WRITTEN TASK A.
Put the rows into a numbered list, from the first row up to and including the line that contains "outer-wall-bottom [36,462,707,465]", leaving out blank lines.

ARTICLE.
________

§ 45-24-46.1. Inclusionary zoning.
(a) A zoning ordinance requiring the inclusion of affordable housing as part of a development
shall provide that the housing will be affordable housing, as defined in § 42-128-8.1(d)(1); that the affordable housing will constitute not less than fifteen percent (15%)
of the total units proposed for the development; and that the units will remain affordable
for a period of not less than thirty (30) years from initial occupancy enforced through
a land lease and/or deed restriction enforceable by the municipality and the state
of Rhode Island. A zoning ordinance that requires the inclusion of affordable housing
as part of a development shall specify the threshold in which the inclusion of affordable
housing is required, but in no event shall a minimum threshold triggering the inclusion
of affordable housing be higher than ten (10) dwelling units. The total number of
units for the development may include less than fifteen percent (15%) affordable units
after the density bonus described in subsection (c) of this section is determined.

________

WRITTEN TASK B.
For each statement, say yes or no to whether it agrees with the inclusionary zoning section, and quote the words that decide it. (i) Affordable units must remain affordable for at least thirty years from initial occupancy. (ii) A zoning ordinance may set the minimum threshold that triggers affordable housing at twelve dwelling units. (iii) A development may never include less than fifteen percent affordable units.

EXTRACTED DATA.
________

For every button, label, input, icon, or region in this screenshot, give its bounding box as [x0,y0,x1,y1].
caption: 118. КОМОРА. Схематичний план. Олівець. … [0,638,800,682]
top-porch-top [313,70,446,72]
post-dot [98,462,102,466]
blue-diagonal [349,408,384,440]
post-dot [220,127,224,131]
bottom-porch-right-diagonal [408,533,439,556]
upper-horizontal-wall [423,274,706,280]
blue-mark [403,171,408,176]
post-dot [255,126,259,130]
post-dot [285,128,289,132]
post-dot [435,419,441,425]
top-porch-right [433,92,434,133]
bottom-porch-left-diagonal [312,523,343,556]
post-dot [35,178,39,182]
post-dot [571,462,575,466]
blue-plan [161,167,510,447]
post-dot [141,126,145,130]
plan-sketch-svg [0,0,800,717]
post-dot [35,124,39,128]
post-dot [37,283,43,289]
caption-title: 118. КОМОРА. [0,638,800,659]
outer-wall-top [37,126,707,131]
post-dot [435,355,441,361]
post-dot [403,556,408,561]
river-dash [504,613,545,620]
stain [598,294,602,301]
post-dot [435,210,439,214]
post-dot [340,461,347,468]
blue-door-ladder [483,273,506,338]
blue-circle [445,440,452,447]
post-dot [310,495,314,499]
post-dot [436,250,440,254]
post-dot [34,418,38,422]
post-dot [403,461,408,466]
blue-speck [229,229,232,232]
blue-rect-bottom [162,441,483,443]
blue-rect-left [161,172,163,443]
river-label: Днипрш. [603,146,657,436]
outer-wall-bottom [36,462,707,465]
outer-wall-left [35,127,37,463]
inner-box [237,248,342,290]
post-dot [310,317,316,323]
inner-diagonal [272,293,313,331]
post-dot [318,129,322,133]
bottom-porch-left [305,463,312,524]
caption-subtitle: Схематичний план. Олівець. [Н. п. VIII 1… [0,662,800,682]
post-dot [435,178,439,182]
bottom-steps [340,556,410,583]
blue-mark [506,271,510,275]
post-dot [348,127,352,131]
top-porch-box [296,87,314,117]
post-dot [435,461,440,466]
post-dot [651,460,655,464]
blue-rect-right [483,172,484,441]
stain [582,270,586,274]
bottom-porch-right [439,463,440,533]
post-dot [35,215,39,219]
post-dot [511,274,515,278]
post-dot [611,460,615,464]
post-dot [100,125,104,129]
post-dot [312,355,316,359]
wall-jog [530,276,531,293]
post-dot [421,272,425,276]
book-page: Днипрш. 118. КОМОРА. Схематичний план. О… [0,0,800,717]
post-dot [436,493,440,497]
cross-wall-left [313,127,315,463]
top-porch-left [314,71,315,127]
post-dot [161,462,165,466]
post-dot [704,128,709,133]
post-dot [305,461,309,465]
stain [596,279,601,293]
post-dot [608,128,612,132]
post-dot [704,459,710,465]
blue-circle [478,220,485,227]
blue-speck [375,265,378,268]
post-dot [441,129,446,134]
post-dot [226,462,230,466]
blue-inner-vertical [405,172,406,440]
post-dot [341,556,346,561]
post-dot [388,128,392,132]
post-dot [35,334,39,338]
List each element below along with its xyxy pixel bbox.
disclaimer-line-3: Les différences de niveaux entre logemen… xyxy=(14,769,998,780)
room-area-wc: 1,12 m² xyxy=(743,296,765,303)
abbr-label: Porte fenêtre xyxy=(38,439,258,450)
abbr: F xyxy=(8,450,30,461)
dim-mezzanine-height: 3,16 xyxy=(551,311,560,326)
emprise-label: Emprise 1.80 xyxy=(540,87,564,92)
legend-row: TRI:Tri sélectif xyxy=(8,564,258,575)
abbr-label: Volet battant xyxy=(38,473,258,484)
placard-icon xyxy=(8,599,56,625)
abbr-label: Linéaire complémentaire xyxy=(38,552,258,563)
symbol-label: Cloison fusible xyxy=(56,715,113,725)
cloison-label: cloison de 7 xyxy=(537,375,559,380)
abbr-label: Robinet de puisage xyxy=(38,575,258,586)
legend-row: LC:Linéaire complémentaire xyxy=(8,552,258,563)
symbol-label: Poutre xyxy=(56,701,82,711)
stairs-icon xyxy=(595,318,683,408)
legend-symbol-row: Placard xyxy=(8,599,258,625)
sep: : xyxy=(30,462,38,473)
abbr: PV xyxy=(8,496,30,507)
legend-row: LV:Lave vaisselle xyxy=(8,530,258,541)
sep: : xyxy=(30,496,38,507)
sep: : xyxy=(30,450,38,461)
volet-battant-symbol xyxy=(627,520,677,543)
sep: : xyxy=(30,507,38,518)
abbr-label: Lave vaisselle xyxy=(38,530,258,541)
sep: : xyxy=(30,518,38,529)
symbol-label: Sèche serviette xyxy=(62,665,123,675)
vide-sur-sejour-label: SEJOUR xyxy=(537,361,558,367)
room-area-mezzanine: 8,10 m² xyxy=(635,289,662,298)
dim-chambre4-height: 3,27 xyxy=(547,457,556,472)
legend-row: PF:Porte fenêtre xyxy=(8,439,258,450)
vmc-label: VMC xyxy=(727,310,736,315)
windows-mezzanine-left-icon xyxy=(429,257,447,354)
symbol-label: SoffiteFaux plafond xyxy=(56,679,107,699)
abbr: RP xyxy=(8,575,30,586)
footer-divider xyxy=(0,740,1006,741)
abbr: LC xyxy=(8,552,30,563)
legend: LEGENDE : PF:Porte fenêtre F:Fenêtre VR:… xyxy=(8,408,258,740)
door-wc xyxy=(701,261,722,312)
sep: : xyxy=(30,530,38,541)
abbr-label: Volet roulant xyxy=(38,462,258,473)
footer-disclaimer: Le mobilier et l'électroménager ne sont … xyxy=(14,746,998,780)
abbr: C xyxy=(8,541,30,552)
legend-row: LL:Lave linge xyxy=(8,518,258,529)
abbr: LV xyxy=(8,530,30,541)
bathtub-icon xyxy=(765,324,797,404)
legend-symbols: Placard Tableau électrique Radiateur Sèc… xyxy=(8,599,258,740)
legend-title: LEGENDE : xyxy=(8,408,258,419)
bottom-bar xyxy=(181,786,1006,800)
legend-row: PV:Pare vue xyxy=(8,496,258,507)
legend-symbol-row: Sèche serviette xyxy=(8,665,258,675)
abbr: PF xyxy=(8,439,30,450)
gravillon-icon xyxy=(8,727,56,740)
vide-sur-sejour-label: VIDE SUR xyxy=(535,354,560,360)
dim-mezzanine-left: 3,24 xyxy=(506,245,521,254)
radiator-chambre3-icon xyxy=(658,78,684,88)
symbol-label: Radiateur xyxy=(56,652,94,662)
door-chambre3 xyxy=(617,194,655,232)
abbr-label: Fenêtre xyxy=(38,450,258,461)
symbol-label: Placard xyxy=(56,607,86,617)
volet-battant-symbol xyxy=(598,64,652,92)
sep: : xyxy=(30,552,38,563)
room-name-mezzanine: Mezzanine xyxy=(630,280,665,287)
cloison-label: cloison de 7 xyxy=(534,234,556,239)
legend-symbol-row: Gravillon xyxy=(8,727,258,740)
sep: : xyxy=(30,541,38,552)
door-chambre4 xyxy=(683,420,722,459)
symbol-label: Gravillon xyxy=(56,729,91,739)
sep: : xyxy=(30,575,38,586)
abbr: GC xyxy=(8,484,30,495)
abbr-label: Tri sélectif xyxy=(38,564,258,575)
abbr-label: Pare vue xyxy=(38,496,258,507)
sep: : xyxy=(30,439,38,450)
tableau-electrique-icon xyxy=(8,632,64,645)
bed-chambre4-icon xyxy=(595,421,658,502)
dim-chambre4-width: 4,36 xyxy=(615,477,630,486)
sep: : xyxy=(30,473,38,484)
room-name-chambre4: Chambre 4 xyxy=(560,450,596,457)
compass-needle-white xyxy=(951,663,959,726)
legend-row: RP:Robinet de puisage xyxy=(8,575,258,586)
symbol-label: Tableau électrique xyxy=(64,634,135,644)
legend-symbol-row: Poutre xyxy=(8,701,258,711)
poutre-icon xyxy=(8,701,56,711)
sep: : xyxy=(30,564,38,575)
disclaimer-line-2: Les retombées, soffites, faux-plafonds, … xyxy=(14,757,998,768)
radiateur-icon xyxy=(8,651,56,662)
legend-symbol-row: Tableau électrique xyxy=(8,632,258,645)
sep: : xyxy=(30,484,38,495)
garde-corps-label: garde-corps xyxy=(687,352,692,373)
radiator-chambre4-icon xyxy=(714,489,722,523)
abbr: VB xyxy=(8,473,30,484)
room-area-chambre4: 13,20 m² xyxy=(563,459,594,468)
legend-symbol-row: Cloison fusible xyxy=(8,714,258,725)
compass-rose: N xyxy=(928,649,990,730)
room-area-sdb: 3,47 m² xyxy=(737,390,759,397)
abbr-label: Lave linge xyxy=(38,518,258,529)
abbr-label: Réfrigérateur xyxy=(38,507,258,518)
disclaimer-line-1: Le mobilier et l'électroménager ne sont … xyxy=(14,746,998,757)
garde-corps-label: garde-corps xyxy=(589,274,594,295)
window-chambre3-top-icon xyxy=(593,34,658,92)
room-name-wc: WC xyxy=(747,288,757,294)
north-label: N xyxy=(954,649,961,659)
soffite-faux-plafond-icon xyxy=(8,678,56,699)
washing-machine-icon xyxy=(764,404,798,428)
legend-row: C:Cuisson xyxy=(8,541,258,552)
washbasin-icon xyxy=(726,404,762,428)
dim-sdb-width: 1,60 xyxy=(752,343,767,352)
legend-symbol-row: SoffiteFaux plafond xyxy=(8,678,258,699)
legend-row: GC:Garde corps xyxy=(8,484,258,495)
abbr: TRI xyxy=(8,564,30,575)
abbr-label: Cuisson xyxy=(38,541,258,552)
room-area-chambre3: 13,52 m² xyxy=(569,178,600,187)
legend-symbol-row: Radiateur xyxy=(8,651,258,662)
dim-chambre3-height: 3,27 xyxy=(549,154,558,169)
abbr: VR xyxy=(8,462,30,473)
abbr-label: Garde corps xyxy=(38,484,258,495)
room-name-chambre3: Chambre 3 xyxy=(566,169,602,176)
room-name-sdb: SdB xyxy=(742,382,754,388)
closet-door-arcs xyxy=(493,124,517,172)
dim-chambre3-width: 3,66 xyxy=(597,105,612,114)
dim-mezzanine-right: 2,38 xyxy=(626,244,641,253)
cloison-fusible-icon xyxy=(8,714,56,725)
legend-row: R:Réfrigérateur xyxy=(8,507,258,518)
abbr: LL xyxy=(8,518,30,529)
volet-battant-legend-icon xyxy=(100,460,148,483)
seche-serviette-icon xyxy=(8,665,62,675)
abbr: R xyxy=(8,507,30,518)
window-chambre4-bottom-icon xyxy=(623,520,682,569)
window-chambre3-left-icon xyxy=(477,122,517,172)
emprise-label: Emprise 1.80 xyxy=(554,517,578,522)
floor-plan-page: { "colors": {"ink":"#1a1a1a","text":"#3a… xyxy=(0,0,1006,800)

________

COMPLETE RESPONSE A.
1. For every button, label, input, icon, or region in this screenshot, give its bounding box as [x0,y0,x1,y1].
2. caption: 118. КОМОРА. Схематичний план. Олівець. … [0,638,800,682]
3. top-porch-top [313,70,446,72]
4. post-dot [98,462,102,466]
5. blue-diagonal [349,408,384,440]
6. post-dot [220,127,224,131]
7. bottom-porch-right-diagonal [408,533,439,556]
8. upper-horizontal-wall [423,274,706,280]
9. blue-mark [403,171,408,176]
10. post-dot [255,126,259,130]
11. post-dot [285,128,289,132]
12. post-dot [435,419,441,425]
13. top-porch-right [433,92,434,133]
14. bottom-porch-left-diagonal [312,523,343,556]
15. post-dot [35,178,39,182]
16. post-dot [571,462,575,466]
17. blue-plan [161,167,510,447]
18. post-dot [141,126,145,130]
19. plan-sketch-svg [0,0,800,717]
20. post-dot [35,124,39,128]
21. post-dot [37,283,43,289]
22. caption-title: 118. КОМОРА. [0,638,800,659]
23. outer-wall-top [37,126,707,131]
24. post-dot [435,355,441,361]
25. post-dot [403,556,408,561]
26. river-dash [504,613,545,620]
27. stain [598,294,602,301]
28. post-dot [435,210,439,214]
29. post-dot [340,461,347,468]
30. blue-door-ladder [483,273,506,338]
31. blue-circle [445,440,452,447]
32. post-dot [310,495,314,499]
33. post-dot [436,250,440,254]
34. post-dot [34,418,38,422]
35. post-dot [403,461,408,466]
36. blue-speck [229,229,232,232]
37. blue-rect-bottom [162,441,483,443]
38. blue-rect-left [161,172,163,443]
39. river-label: Днипрш. [603,146,657,436]
40. outer-wall-bottom [36,462,707,465]

COMPLETE RESPONSE B.
(i) Yes: "the units will remain affordable for a period of not less than thirty (30) years from initial occupancy"
(ii) No: "in no event shall a minimum threshold triggering the inclusion of affordable housing be higher than ten (10) dwelling units"
(iii) No: "The total number of units for the development may include less than fifteen percent (15%) affordable units after the density bonus described in subsection (c) of this section is determined"